▶ _Figure dataset records_:

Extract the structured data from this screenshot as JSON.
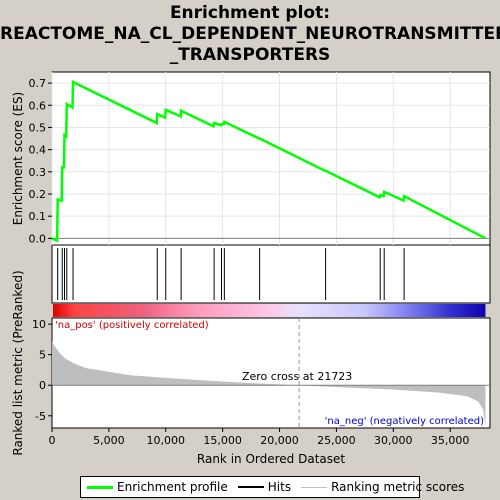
{
  "title_line1": "Enrichment plot:",
  "title_line2": "REACTOME_NA_CL_DEPENDENT_NEUROTRANSMITTER",
  "title_line3": "_TRANSPORTERS",
  "legend": [
    {
      "label": "Enrichment profile",
      "color": "#00ff00"
    },
    {
      "label": "Hits",
      "color": "#000000"
    },
    {
      "label": "Ranking metric scores",
      "color": "#bebebe"
    }
  ],
  "chart_data": {
    "type": "line",
    "x_max": 38500,
    "xlabel": "Rank in Ordered Dataset",
    "x_ticks": [
      "0",
      "5,000",
      "10,000",
      "15,000",
      "20,000",
      "25,000",
      "30,000",
      "35,000"
    ],
    "x_tick_values": [
      0,
      5000,
      10000,
      15000,
      20000,
      25000,
      30000,
      35000
    ],
    "es_panel": {
      "ylabel": "Enrichment score (ES)",
      "ylim": [
        -0.03,
        0.75
      ],
      "y_ticks": [
        "0.0",
        "0.1",
        "0.2",
        "0.3",
        "0.4",
        "0.5",
        "0.6",
        "0.7"
      ],
      "y_tick_values": [
        0,
        0.1,
        0.2,
        0.3,
        0.4,
        0.5,
        0.6,
        0.7
      ],
      "profile_color": "#00ff00",
      "series": [
        {
          "x": 0,
          "y": 0.0
        },
        {
          "x": 450,
          "y": -0.01
        },
        {
          "x": 500,
          "y": 0.175
        },
        {
          "x": 850,
          "y": 0.17
        },
        {
          "x": 900,
          "y": 0.32
        },
        {
          "x": 1050,
          "y": 0.32
        },
        {
          "x": 1100,
          "y": 0.465
        },
        {
          "x": 1250,
          "y": 0.46
        },
        {
          "x": 1300,
          "y": 0.605
        },
        {
          "x": 1800,
          "y": 0.59
        },
        {
          "x": 1850,
          "y": 0.705
        },
        {
          "x": 9200,
          "y": 0.52
        },
        {
          "x": 9250,
          "y": 0.56
        },
        {
          "x": 9950,
          "y": 0.545
        },
        {
          "x": 10000,
          "y": 0.58
        },
        {
          "x": 11300,
          "y": 0.55
        },
        {
          "x": 11350,
          "y": 0.575
        },
        {
          "x": 14200,
          "y": 0.505
        },
        {
          "x": 14250,
          "y": 0.52
        },
        {
          "x": 14850,
          "y": 0.51
        },
        {
          "x": 14900,
          "y": 0.515
        },
        {
          "x": 15100,
          "y": 0.515
        },
        {
          "x": 15150,
          "y": 0.525
        },
        {
          "x": 18200,
          "y": 0.45
        },
        {
          "x": 18250,
          "y": 0.45
        },
        {
          "x": 24000,
          "y": 0.305
        },
        {
          "x": 24050,
          "y": 0.305
        },
        {
          "x": 28800,
          "y": 0.185
        },
        {
          "x": 28850,
          "y": 0.195
        },
        {
          "x": 29150,
          "y": 0.19
        },
        {
          "x": 29200,
          "y": 0.21
        },
        {
          "x": 30900,
          "y": 0.17
        },
        {
          "x": 30950,
          "y": 0.19
        },
        {
          "x": 38100,
          "y": 0.0
        }
      ]
    },
    "hits": [
      500,
      900,
      1100,
      1300,
      1850,
      9250,
      10000,
      11350,
      14250,
      14900,
      15150,
      18250,
      24050,
      28850,
      29200,
      30950
    ],
    "metric_panel": {
      "ylabel": "Ranked list metric (PreRanked)",
      "ylim": [
        -7,
        11
      ],
      "y_ticks": [
        "10",
        "5",
        "0",
        "-5"
      ],
      "y_tick_values": [
        10,
        5,
        0,
        -5
      ],
      "fill_color": "#bebebe",
      "series": [
        {
          "x": 0,
          "y": 7.2
        },
        {
          "x": 300,
          "y": 6.2
        },
        {
          "x": 700,
          "y": 5.2
        },
        {
          "x": 1200,
          "y": 4.3
        },
        {
          "x": 2000,
          "y": 3.5
        },
        {
          "x": 3000,
          "y": 2.8
        },
        {
          "x": 5000,
          "y": 2.2
        },
        {
          "x": 7000,
          "y": 1.6
        },
        {
          "x": 10000,
          "y": 1.2
        },
        {
          "x": 14000,
          "y": 0.7
        },
        {
          "x": 18000,
          "y": 0.3
        },
        {
          "x": 21723,
          "y": 0.0
        },
        {
          "x": 25000,
          "y": -0.3
        },
        {
          "x": 30000,
          "y": -0.7
        },
        {
          "x": 34000,
          "y": -1.2
        },
        {
          "x": 36500,
          "y": -1.8
        },
        {
          "x": 37500,
          "y": -2.7
        },
        {
          "x": 37900,
          "y": -4.0
        },
        {
          "x": 38100,
          "y": -6.5
        }
      ]
    },
    "zero_cross_label": "Zero cross at 21723",
    "zero_cross_x": 21723,
    "pos_label": "'na_pos' (positively correlated)",
    "neg_label": "'na_neg' (negatively correlated)",
    "pos_label_color": "#cc0000",
    "neg_label_color": "#0000cc"
  }
}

▶ _Stated task_:
Each entry above should be reproduced exactly, with the pictures removed.

▶ _Finished exercise_:
Extract the structured data from this screenshot as JSON.
{
  "title_line1": "Enrichment plot:",
  "title_line2": "REACTOME_NA_CL_DEPENDENT_NEUROTRANSMITTER",
  "title_line3": "_TRANSPORTERS",
  "legend": [
    {
      "label": "Enrichment profile",
      "color": "#00ff00"
    },
    {
      "label": "Hits",
      "color": "#000000"
    },
    {
      "label": "Ranking metric scores",
      "color": "#bebebe"
    }
  ],
  "chart_data": {
    "type": "line",
    "x_max": 38500,
    "xlabel": "Rank in Ordered Dataset",
    "x_ticks": [
      "0",
      "5,000",
      "10,000",
      "15,000",
      "20,000",
      "25,000",
      "30,000",
      "35,000"
    ],
    "x_tick_values": [
      0,
      5000,
      10000,
      15000,
      20000,
      25000,
      30000,
      35000
    ],
    "es_panel": {
      "ylabel": "Enrichment score (ES)",
      "ylim": [
        -0.03,
        0.75
      ],
      "y_ticks": [
        "0.0",
        "0.1",
        "0.2",
        "0.3",
        "0.4",
        "0.5",
        "0.6",
        "0.7"
      ],
      "y_tick_values": [
        0,
        0.1,
        0.2,
        0.3,
        0.4,
        0.5,
        0.6,
        0.7
      ],
      "profile_color": "#00ff00",
      "series": [
        {
          "x": 0,
          "y": 0.0
        },
        {
          "x": 450,
          "y": -0.01
        },
        {
          "x": 500,
          "y": 0.175
        },
        {
          "x": 850,
          "y": 0.17
        },
        {
          "x": 900,
          "y": 0.32
        },
        {
          "x": 1050,
          "y": 0.32
        },
        {
          "x": 1100,
          "y": 0.465
        },
        {
          "x": 1250,
          "y": 0.46
        },
        {
          "x": 1300,
          "y": 0.605
        },
        {
          "x": 1800,
          "y": 0.59
        },
        {
          "x": 1850,
          "y": 0.705
        },
        {
          "x": 9200,
          "y": 0.52
        },
        {
          "x": 9250,
          "y": 0.56
        },
        {
          "x": 9950,
          "y": 0.545
        },
        {
          "x": 10000,
          "y": 0.58
        },
        {
          "x": 11300,
          "y": 0.55
        },
        {
          "x": 11350,
          "y": 0.575
        },
        {
          "x": 14200,
          "y": 0.505
        },
        {
          "x": 14250,
          "y": 0.52
        },
        {
          "x": 14850,
          "y": 0.51
        },
        {
          "x": 14900,
          "y": 0.515
        },
        {
          "x": 15100,
          "y": 0.515
        },
        {
          "x": 15150,
          "y": 0.525
        },
        {
          "x": 18200,
          "y": 0.45
        },
        {
          "x": 18250,
          "y": 0.45
        },
        {
          "x": 24000,
          "y": 0.305
        },
        {
          "x": 24050,
          "y": 0.305
        },
        {
          "x": 28800,
          "y": 0.185
        },
        {
          "x": 28850,
          "y": 0.195
        },
        {
          "x": 29150,
          "y": 0.19
        },
        {
          "x": 29200,
          "y": 0.21
        },
        {
          "x": 30900,
          "y": 0.17
        },
        {
          "x": 30950,
          "y": 0.19
        },
        {
          "x": 38100,
          "y": 0.0
        }
      ]
    },
    "hits": [
      500,
      900,
      1100,
      1300,
      1850,
      9250,
      10000,
      11350,
      14250,
      14900,
      15150,
      18250,
      24050,
      28850,
      29200,
      30950
    ],
    "metric_panel": {
      "ylabel": "Ranked list metric (PreRanked)",
      "ylim": [
        -7,
        11
      ],
      "y_ticks": [
        "10",
        "5",
        "0",
        "-5"
      ],
      "y_tick_values": [
        10,
        5,
        0,
        -5
      ],
      "fill_color": "#bebebe",
      "series": [
        {
          "x": 0,
          "y": 7.2
        },
        {
          "x": 300,
          "y": 6.2
        },
        {
          "x": 700,
          "y": 5.2
        },
        {
          "x": 1200,
          "y": 4.3
        },
        {
          "x": 2000,
          "y": 3.5
        },
        {
          "x": 3000,
          "y": 2.8
        },
        {
          "x": 5000,
          "y": 2.2
        },
        {
          "x": 7000,
          "y": 1.6
        },
        {
          "x": 10000,
          "y": 1.2
        },
        {
          "x": 14000,
          "y": 0.7
        },
        {
          "x": 18000,
          "y": 0.3
        },
        {
          "x": 21723,
          "y": 0.0
        },
        {
          "x": 25000,
          "y": -0.3
        },
        {
          "x": 30000,
          "y": -0.7
        },
        {
          "x": 34000,
          "y": -1.2
        },
        {
          "x": 36500,
          "y": -1.8
        },
        {
          "x": 37500,
          "y": -2.7
        },
        {
          "x": 37900,
          "y": -4.0
        },
        {
          "x": 38100,
          "y": -6.5
        }
      ]
    },
    "zero_cross_label": "Zero cross at 21723",
    "zero_cross_x": 21723,
    "pos_label": "'na_pos' (positively correlated)",
    "neg_label": "'na_neg' (negatively correlated)",
    "pos_label_color": "#cc0000",
    "neg_label_color": "#0000cc"
  }
}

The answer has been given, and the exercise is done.